Dataset items
━━━━━━━━

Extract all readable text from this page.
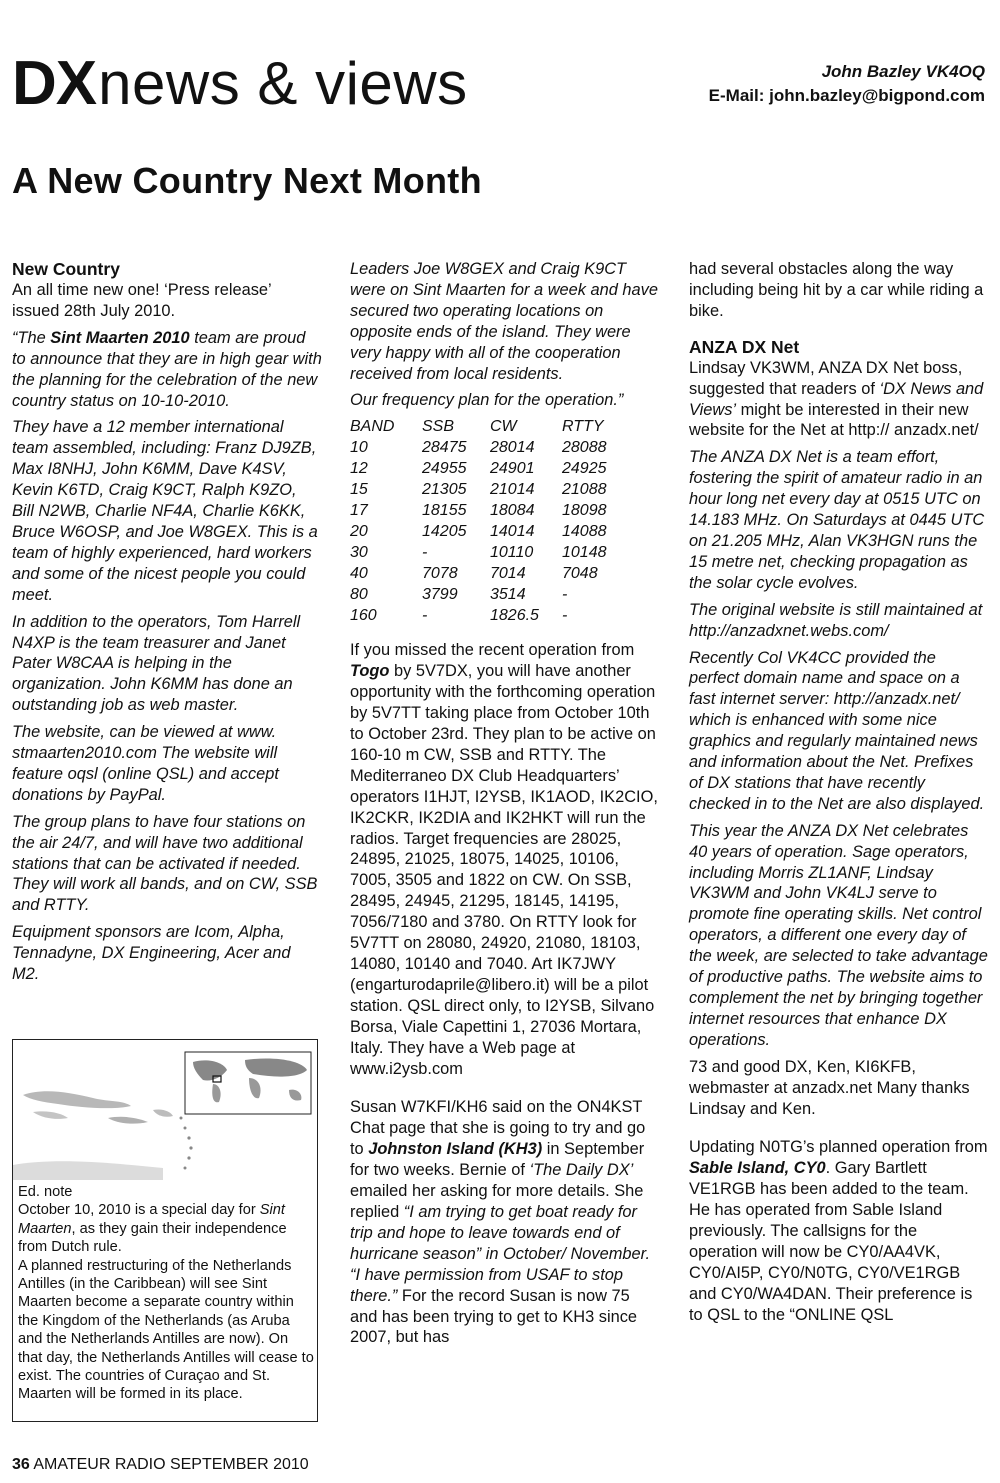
DXnews & views	John Bazley VK4OQ
E-Mail: john.bazley@bigpond.com
A New Country Next Month
New Country

An all time new one! ‘Press release’ issued 28th July 2010.

“The Sint Maarten 2010 team are proud to announce that they are in high gear with the planning for the celebration of the new country status on 10-10-2010.

They have a 12 member international team assembled, including: Franz DJ9ZB, Max I8NHJ, John K6MM, Dave K4SV, Kevin K6TD, Craig K9CT, Ralph K9ZO, Bill N2WB, Charlie NF4A, Charlie K6KK, Bruce W6OSP, and Joe W8GEX. This is a team of highly experienced, hard workers and some of the nicest people you could meet.

In addition to the operators, Tom Harrell N4XP is the team treasurer and Janet Pater W8CAA is helping in the organization. John K6MM has done an outstanding job as web master.

The website, can be viewed at www. stmaarten2010.com The website will feature oqsl (online QSL) and accept donations by PayPal.

The group plans to have four stations on the air 24/7, and will have two additional stations that can be activated if needed. They will work all bands, and on CW, SSB and RTTY.

Equipment sponsors are Icom, Alpha, Tennadyne, DX Engineering, Acer and M2.

Ed. note
October 10, 2010 is a special day for Sint Maarten, as they gain their independence from Dutch rule.
A planned restructuring of the Netherlands Antilles (in the Caribbean) will see Sint Maarten become a separate country within the Kingdom of the Netherlands (as Aruba and the Netherlands Antilles are now). On that day, the Netherlands Antilles will cease to exist. The countries of Curaçao and St. Maarten will be formed in its place.

Leaders Joe W8GEX and Craig K9CT were on Sint Maarten for a week and have secured two operating locations on opposite ends of the island. They were very happy with all of the cooperation received from local residents.

Our frequency plan for the operation.”

BAND	SSB	CW	RTTY
10	28475	28014	28088
12	24955	24901	24925
15	21305	21014	21088
17	18155	18084	18098
20	14205	14014	14088
30	-	10110	10148
40	7078	7014	7048
80	3799	3514	-
160	-	1826.5	-

If you missed the recent operation from Togo by 5V7DX, you will have another opportunity with the forthcoming operation by 5V7TT taking place from October 10th to October 23rd. They plan to be active on 160-10 m CW, SSB and RTTY. The Mediterraneo DX Club Headquarters’ operators I1HJT, I2YSB, IK1AOD, IK2CIO, IK2CKR, IK2DIA and IK2HKT will run the radios. Target frequencies are 28025, 24895, 21025, 18075, 14025, 10106, 7005, 3505 and 1822 on CW. On SSB, 28495, 24945, 21295, 18145, 14195, 7056/7180 and 3780. On RTTY look for 5V7TT on 28080, 24920, 21080, 18103, 14080, 10140 and 7040. Art IK7JWY (engarturodaprile@libero.it) will be a pilot station. QSL direct only, to I2YSB, Silvano Borsa, Viale Capettini 1, 27036 Mortara, Italy. They have a Web page at www.i2ysb.com

Susan W7KFI/KH6 said on the ON4KST Chat page that she is going to try and go to Johnston Island (KH3) in September for two weeks. Bernie of ‘The Daily DX’ emailed her asking for more details. She replied “I am trying to get boat ready for trip and hope to leave towards end of hurricane season” in October/ November. “I have permission from USAF to stop there.” For the record Susan is now 75 and has been trying to get to KH3 since 2007, but has

had several obstacles along the way including being hit by a car while riding a bike.

ANZA DX Net

Lindsay VK3WM, ANZA DX Net boss, suggested that readers of ‘DX News and Views’ might be interested in their new website for the Net at http:// anzadx.net/

The ANZA DX Net is a team effort, fostering the spirit of amateur radio in an hour long net every day at 0515 UTC on 14.183 MHz. On Saturdays at 0445 UTC on 21.205 MHz, Alan VK3HGN runs the 15 metre net, checking propagation as the solar cycle evolves.

The original website is still maintained at http://anzadxnet.webs.com/

Recently Col VK4CC provided the perfect domain name and space on a fast internet server: http://anzadx.net/ which is enhanced with some nice graphics and regularly maintained news and information about the Net. Prefixes of DX stations that have recently checked in to the Net are also displayed.

This year the ANZA DX Net celebrates 40 years of operation. Sage operators, including Morris ZL1ANF, Lindsay VK3WM and John VK4LJ serve to promote fine operating skills. Net control operators, a different one every day of the week, are selected to take advantage of productive paths. The website aims to complement the net by bringing together internet resources that enhance DX operations.

73 and good DX, Ken, KI6KFB, webmaster at anzadx.net Many thanks Lindsay and Ken.

Updating N0TG’s planned operation from Sable Island, CY0. Gary Bartlett VE1RGB has been added to the team. He has operated from Sable Island previously. The callsigns for the operation will now be CY0/AA4VK, CY0/AI5P, CY0/N0TG, CY0/VE1RGB and CY0/WA4DAN. Their preference is to QSL to the “ONLINE QSL

36 AMATEUR RADIO SEPTEMBER 2010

━━━━━━━━

**WORK REQUIRED:** Give the number of lines in the records that contain the string "Craig", and nothing besides.

**RESPONSE BELOW:** 2